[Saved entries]
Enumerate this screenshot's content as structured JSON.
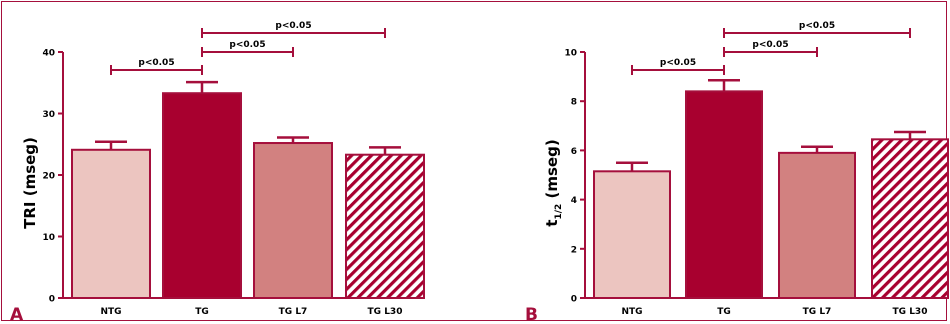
{
  "colors": {
    "frame": "#a50f3c",
    "axis": "#a50f3c",
    "bracket": "#a50f3c",
    "NTG": "#ecc5c0",
    "TG": "#a8002f",
    "TG L7": "#d28180",
    "TG L30_stripe": "#a8002f"
  },
  "chart_data": [
    {
      "panel_label": "A",
      "type": "bar",
      "categories": [
        "NTG",
        "TG",
        "TG L7",
        "TG L30"
      ],
      "values": [
        24.1,
        33.3,
        25.2,
        23.3
      ],
      "errors": [
        1.3,
        1.8,
        0.9,
        1.2
      ],
      "ylabel": "TRI (mseg)",
      "ylabel_sub": "",
      "ylim": [
        0,
        40
      ],
      "yticks": [
        "0",
        "10",
        "20",
        "30",
        "40"
      ],
      "fill_patterns": [
        "solid",
        "solid",
        "solid",
        "hatched"
      ],
      "significance": [
        {
          "from": "NTG",
          "to": "TG",
          "label": "p<0.05"
        },
        {
          "from": "TG",
          "to": "TG L7",
          "label": "p<0.05"
        },
        {
          "from": "TG",
          "to": "TG L30",
          "label": "p<0.05"
        }
      ]
    },
    {
      "panel_label": "B",
      "type": "bar",
      "categories": [
        "NTG",
        "TG",
        "TG L7",
        "TG L30"
      ],
      "values": [
        5.15,
        8.4,
        5.9,
        6.45
      ],
      "errors": [
        0.35,
        0.45,
        0.25,
        0.3
      ],
      "ylabel": "t",
      "ylabel_sub": "1/2",
      "ylabel_unit": " (mseg)",
      "ylim": [
        0,
        10
      ],
      "yticks": [
        "0",
        "2",
        "4",
        "6",
        "8",
        "10"
      ],
      "fill_patterns": [
        "solid",
        "solid",
        "solid",
        "hatched"
      ],
      "significance": [
        {
          "from": "NTG",
          "to": "TG",
          "label": "p<0.05"
        },
        {
          "from": "TG",
          "to": "TG L7",
          "label": "p<0.05"
        },
        {
          "from": "TG",
          "to": "TG L30",
          "label": "p<0.05"
        }
      ]
    }
  ]
}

▸ **GOAL OF THE EXERCISE**
Strip out the pictures and quote the remaining data word for word.

▸ **CORRECT ANSWER**
Enumerate this screenshot's content as structured JSON.
{
  "colors": {
    "frame": "#a50f3c",
    "axis": "#a50f3c",
    "bracket": "#a50f3c",
    "NTG": "#ecc5c0",
    "TG": "#a8002f",
    "TG L7": "#d28180",
    "TG L30_stripe": "#a8002f"
  },
  "chart_data": [
    {
      "panel_label": "A",
      "type": "bar",
      "categories": [
        "NTG",
        "TG",
        "TG L7",
        "TG L30"
      ],
      "values": [
        24.1,
        33.3,
        25.2,
        23.3
      ],
      "errors": [
        1.3,
        1.8,
        0.9,
        1.2
      ],
      "ylabel": "TRI (mseg)",
      "ylabel_sub": "",
      "ylim": [
        0,
        40
      ],
      "yticks": [
        "0",
        "10",
        "20",
        "30",
        "40"
      ],
      "fill_patterns": [
        "solid",
        "solid",
        "solid",
        "hatched"
      ],
      "significance": [
        {
          "from": "NTG",
          "to": "TG",
          "label": "p<0.05"
        },
        {
          "from": "TG",
          "to": "TG L7",
          "label": "p<0.05"
        },
        {
          "from": "TG",
          "to": "TG L30",
          "label": "p<0.05"
        }
      ]
    },
    {
      "panel_label": "B",
      "type": "bar",
      "categories": [
        "NTG",
        "TG",
        "TG L7",
        "TG L30"
      ],
      "values": [
        5.15,
        8.4,
        5.9,
        6.45
      ],
      "errors": [
        0.35,
        0.45,
        0.25,
        0.3
      ],
      "ylabel": "t",
      "ylabel_sub": "1/2",
      "ylabel_unit": " (mseg)",
      "ylim": [
        0,
        10
      ],
      "yticks": [
        "0",
        "2",
        "4",
        "6",
        "8",
        "10"
      ],
      "fill_patterns": [
        "solid",
        "solid",
        "solid",
        "hatched"
      ],
      "significance": [
        {
          "from": "NTG",
          "to": "TG",
          "label": "p<0.05"
        },
        {
          "from": "TG",
          "to": "TG L7",
          "label": "p<0.05"
        },
        {
          "from": "TG",
          "to": "TG L30",
          "label": "p<0.05"
        }
      ]
    }
  ]
}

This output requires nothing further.